:: Records for the exercise ::

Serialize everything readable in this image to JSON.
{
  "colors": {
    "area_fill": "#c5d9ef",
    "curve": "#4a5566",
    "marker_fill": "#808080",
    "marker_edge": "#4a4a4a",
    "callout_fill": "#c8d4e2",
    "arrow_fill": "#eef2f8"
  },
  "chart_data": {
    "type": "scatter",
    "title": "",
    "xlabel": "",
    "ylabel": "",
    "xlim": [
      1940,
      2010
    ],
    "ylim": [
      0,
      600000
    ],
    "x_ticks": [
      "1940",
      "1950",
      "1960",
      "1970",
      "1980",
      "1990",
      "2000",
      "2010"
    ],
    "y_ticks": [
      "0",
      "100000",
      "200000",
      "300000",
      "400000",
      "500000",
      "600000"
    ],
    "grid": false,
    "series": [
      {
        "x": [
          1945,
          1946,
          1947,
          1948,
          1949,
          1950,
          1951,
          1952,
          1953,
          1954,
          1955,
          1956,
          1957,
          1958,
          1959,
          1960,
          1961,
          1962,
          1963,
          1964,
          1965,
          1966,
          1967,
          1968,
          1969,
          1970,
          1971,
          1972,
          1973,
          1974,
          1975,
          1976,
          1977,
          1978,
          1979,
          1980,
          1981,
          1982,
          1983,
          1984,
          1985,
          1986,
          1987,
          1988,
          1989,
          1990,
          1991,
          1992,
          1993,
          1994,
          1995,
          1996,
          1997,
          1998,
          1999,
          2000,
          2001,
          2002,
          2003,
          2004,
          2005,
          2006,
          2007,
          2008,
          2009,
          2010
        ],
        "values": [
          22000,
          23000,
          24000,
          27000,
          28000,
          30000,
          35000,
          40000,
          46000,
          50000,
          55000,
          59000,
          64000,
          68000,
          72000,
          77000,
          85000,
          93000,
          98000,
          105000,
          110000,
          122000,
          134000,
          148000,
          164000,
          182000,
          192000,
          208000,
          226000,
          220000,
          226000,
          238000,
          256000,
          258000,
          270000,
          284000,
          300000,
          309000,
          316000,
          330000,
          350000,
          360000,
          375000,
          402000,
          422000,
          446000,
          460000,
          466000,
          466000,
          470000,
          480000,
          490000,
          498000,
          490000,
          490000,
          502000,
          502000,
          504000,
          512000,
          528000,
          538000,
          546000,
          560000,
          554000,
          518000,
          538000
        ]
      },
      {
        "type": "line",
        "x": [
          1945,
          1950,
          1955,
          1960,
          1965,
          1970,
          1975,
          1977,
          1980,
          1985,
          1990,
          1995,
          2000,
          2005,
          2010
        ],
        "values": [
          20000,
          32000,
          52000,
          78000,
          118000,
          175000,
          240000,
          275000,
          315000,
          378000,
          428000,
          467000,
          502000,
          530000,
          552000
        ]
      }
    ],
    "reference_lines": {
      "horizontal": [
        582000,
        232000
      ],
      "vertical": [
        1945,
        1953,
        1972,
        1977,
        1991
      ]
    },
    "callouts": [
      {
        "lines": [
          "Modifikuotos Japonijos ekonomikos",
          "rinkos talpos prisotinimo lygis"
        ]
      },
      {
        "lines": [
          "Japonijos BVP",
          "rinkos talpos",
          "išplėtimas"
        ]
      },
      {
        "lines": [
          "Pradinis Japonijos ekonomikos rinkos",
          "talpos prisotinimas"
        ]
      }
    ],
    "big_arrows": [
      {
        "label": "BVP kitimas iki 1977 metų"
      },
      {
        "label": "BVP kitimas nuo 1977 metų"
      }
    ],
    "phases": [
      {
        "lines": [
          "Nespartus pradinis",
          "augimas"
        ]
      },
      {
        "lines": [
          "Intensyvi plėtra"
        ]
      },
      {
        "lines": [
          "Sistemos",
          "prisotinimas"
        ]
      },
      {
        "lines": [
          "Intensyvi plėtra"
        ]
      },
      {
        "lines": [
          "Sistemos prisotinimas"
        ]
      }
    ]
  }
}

:::

Task to complete: Exactly as written, please output every entry.

Task answer:
Serialize everything readable in this image to JSON.
{
  "colors": {
    "area_fill": "#c5d9ef",
    "curve": "#4a5566",
    "marker_fill": "#808080",
    "marker_edge": "#4a4a4a",
    "callout_fill": "#c8d4e2",
    "arrow_fill": "#eef2f8"
  },
  "chart_data": {
    "type": "scatter",
    "title": "",
    "xlabel": "",
    "ylabel": "",
    "xlim": [
      1940,
      2010
    ],
    "ylim": [
      0,
      600000
    ],
    "x_ticks": [
      "1940",
      "1950",
      "1960",
      "1970",
      "1980",
      "1990",
      "2000",
      "2010"
    ],
    "y_ticks": [
      "0",
      "100000",
      "200000",
      "300000",
      "400000",
      "500000",
      "600000"
    ],
    "grid": false,
    "series": [
      {
        "x": [
          1945,
          1946,
          1947,
          1948,
          1949,
          1950,
          1951,
          1952,
          1953,
          1954,
          1955,
          1956,
          1957,
          1958,
          1959,
          1960,
          1961,
          1962,
          1963,
          1964,
          1965,
          1966,
          1967,
          1968,
          1969,
          1970,
          1971,
          1972,
          1973,
          1974,
          1975,
          1976,
          1977,
          1978,
          1979,
          1980,
          1981,
          1982,
          1983,
          1984,
          1985,
          1986,
          1987,
          1988,
          1989,
          1990,
          1991,
          1992,
          1993,
          1994,
          1995,
          1996,
          1997,
          1998,
          1999,
          2000,
          2001,
          2002,
          2003,
          2004,
          2005,
          2006,
          2007,
          2008,
          2009,
          2010
        ],
        "values": [
          22000,
          23000,
          24000,
          27000,
          28000,
          30000,
          35000,
          40000,
          46000,
          50000,
          55000,
          59000,
          64000,
          68000,
          72000,
          77000,
          85000,
          93000,
          98000,
          105000,
          110000,
          122000,
          134000,
          148000,
          164000,
          182000,
          192000,
          208000,
          226000,
          220000,
          226000,
          238000,
          256000,
          258000,
          270000,
          284000,
          300000,
          309000,
          316000,
          330000,
          350000,
          360000,
          375000,
          402000,
          422000,
          446000,
          460000,
          466000,
          466000,
          470000,
          480000,
          490000,
          498000,
          490000,
          490000,
          502000,
          502000,
          504000,
          512000,
          528000,
          538000,
          546000,
          560000,
          554000,
          518000,
          538000
        ]
      },
      {
        "type": "line",
        "x": [
          1945,
          1950,
          1955,
          1960,
          1965,
          1970,
          1975,
          1977,
          1980,
          1985,
          1990,
          1995,
          2000,
          2005,
          2010
        ],
        "values": [
          20000,
          32000,
          52000,
          78000,
          118000,
          175000,
          240000,
          275000,
          315000,
          378000,
          428000,
          467000,
          502000,
          530000,
          552000
        ]
      }
    ],
    "reference_lines": {
      "horizontal": [
        582000,
        232000
      ],
      "vertical": [
        1945,
        1953,
        1972,
        1977,
        1991
      ]
    },
    "callouts": [
      {
        "lines": [
          "Modifikuotos Japonijos ekonomikos",
          "rinkos talpos prisotinimo lygis"
        ]
      },
      {
        "lines": [
          "Japonijos BVP",
          "rinkos talpos",
          "išplėtimas"
        ]
      },
      {
        "lines": [
          "Pradinis Japonijos ekonomikos rinkos",
          "talpos prisotinimas"
        ]
      }
    ],
    "big_arrows": [
      {
        "label": "BVP kitimas iki 1977 metų"
      },
      {
        "label": "BVP kitimas nuo 1977 metų"
      }
    ],
    "phases": [
      {
        "lines": [
          "Nespartus pradinis",
          "augimas"
        ]
      },
      {
        "lines": [
          "Intensyvi plėtra"
        ]
      },
      {
        "lines": [
          "Sistemos",
          "prisotinimas"
        ]
      },
      {
        "lines": [
          "Intensyvi plėtra"
        ]
      },
      {
        "lines": [
          "Sistemos prisotinimas"
        ]
      }
    ]
  }
}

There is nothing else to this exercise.